Work to complete:
Reproduce the entries in full, with no changes.

Given data:
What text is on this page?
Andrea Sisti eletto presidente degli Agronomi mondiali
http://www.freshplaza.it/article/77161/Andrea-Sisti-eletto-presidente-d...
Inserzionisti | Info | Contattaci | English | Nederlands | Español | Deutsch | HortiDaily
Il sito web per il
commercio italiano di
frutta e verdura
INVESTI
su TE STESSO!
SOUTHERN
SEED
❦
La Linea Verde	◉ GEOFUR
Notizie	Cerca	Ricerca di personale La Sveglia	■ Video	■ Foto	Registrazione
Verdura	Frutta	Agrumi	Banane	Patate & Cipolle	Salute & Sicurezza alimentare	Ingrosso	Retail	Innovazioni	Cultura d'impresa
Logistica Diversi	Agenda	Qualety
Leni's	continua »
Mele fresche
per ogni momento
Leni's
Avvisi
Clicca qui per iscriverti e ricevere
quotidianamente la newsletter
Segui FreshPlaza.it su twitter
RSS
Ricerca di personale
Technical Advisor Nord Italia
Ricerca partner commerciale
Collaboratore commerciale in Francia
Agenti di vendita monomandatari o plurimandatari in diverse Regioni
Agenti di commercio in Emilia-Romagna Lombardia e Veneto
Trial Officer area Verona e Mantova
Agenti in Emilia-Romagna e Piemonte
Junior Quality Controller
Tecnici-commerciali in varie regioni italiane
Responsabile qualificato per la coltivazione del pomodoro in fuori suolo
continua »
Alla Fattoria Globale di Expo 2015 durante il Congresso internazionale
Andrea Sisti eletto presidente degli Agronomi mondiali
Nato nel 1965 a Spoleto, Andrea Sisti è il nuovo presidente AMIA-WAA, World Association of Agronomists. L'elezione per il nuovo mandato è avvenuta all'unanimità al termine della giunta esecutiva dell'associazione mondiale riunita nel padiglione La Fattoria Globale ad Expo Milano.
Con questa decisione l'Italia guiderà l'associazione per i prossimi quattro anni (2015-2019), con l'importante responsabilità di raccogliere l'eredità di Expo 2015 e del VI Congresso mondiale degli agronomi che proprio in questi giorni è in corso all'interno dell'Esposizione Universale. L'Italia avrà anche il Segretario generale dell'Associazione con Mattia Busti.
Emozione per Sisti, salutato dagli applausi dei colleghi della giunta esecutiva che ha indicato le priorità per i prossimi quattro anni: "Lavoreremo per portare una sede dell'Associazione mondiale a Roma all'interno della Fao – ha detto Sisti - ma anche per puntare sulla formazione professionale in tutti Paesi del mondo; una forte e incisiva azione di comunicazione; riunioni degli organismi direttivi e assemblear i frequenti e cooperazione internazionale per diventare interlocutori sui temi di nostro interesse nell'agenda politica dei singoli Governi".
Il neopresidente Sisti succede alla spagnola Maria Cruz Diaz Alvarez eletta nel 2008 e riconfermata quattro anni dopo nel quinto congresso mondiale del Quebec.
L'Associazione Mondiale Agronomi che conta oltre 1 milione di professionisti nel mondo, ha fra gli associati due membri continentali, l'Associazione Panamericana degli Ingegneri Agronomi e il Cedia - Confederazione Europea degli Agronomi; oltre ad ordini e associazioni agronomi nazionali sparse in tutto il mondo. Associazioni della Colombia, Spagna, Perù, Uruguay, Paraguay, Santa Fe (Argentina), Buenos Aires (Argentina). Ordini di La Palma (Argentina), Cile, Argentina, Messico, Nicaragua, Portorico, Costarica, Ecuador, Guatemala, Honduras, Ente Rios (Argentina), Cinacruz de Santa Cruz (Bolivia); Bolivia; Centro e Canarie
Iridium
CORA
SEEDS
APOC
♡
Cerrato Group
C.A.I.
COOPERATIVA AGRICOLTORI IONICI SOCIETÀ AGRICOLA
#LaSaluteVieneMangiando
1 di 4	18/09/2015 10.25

Exercise output:
What text is on this page?
Andrea Sisti eletto presidente degli Agronomi mondiali
http://www.freshplaza.it/article/77161/Andrea-Sisti-eletto-presidente-d...
Inserzionisti | Info | Contattaci | English | Nederlands | Español | Deutsch | HortiDaily
Il sito web per il
commercio italiano di
frutta e verdura
INVESTI
su TE STESSO!
SOUTHERN
SEED
❦
La Linea Verde	◉ GEOFUR
Notizie	Cerca	Ricerca di personale La Sveglia	■ Video	■ Foto	Registrazione
Verdura	Frutta	Agrumi	Banane	Patate & Cipolle	Salute & Sicurezza alimentare	Ingrosso	Retail	Innovazioni	Cultura d'impresa
Logistica Diversi	Agenda	Qualety
Leni's	continua »
Mele fresche
per ogni momento
Leni's
Avvisi
Clicca qui per iscriverti e ricevere
quotidianamente la newsletter
Segui FreshPlaza.it su twitter
RSS
Ricerca di personale
Technical Advisor Nord Italia
Ricerca partner commerciale
Collaboratore commerciale in Francia
Agenti di vendita monomandatari o plurimandatari in diverse Regioni
Agenti di commercio in Emilia-Romagna Lombardia e Veneto
Trial Officer area Verona e Mantova
Agenti in Emilia-Romagna e Piemonte
Junior Quality Controller
Tecnici-commerciali in varie regioni italiane
Responsabile qualificato per la coltivazione del pomodoro in fuori suolo
continua »
Alla Fattoria Globale di Expo 2015 durante il Congresso internazionale
Andrea Sisti eletto presidente degli Agronomi mondiali
Nato nel 1965 a Spoleto, Andrea Sisti è il nuovo presidente AMIA-WAA, World Association of Agronomists. L'elezione per il nuovo mandato è avvenuta all'unanimità al termine della giunta esecutiva dell'associazione mondiale riunita nel padiglione La Fattoria Globale ad Expo Milano.
Con questa decisione l'Italia guiderà l'associazione per i prossimi quattro anni (2015-2019), con l'importante responsabilità di raccogliere l'eredità di Expo 2015 e del VI Congresso mondiale degli agronomi che proprio in questi giorni è in corso all'interno dell'Esposizione Universale. L'Italia avrà anche il Segretario generale dell'Associazione con Mattia Busti.
Emozione per Sisti, salutato dagli applausi dei colleghi della giunta esecutiva che ha indicato le priorità per i prossimi quattro anni: "Lavoreremo per portare una sede dell'Associazione mondiale a Roma all'interno della Fao – ha detto Sisti - ma anche per puntare sulla formazione professionale in tutti Paesi del mondo; una forte e incisiva azione di comunicazione; riunioni degli organismi direttivi e assemblear i frequenti e cooperazione internazionale per diventare interlocutori sui temi di nostro interesse nell'agenda politica dei singoli Governi".
Il neopresidente Sisti succede alla spagnola Maria Cruz Diaz Alvarez eletta nel 2008 e riconfermata quattro anni dopo nel quinto congresso mondiale del Quebec.
L'Associazione Mondiale Agronomi che conta oltre 1 milione di professionisti nel mondo, ha fra gli associati due membri continentali, l'Associazione Panamericana degli Ingegneri Agronomi e il Cedia - Confederazione Europea degli Agronomi; oltre ad ordini e associazioni agronomi nazionali sparse in tutto il mondo. Associazioni della Colombia, Spagna, Perù, Uruguay, Paraguay, Santa Fe (Argentina), Buenos Aires (Argentina). Ordini di La Palma (Argentina), Cile, Argentina, Messico, Nicaragua, Portorico, Costarica, Ecuador, Guatemala, Honduras, Ente Rios (Argentina), Cinacruz de Santa Cruz (Bolivia); Bolivia; Centro e Canarie
Iridium
CORA
SEEDS
APOC
♡
Cerrato Group
C.A.I.
COOPERATIVA AGRICOLTORI IONICI SOCIETÀ AGRICOLA
#LaSaluteVieneMangiando
1 di 4	18/09/2015 10.25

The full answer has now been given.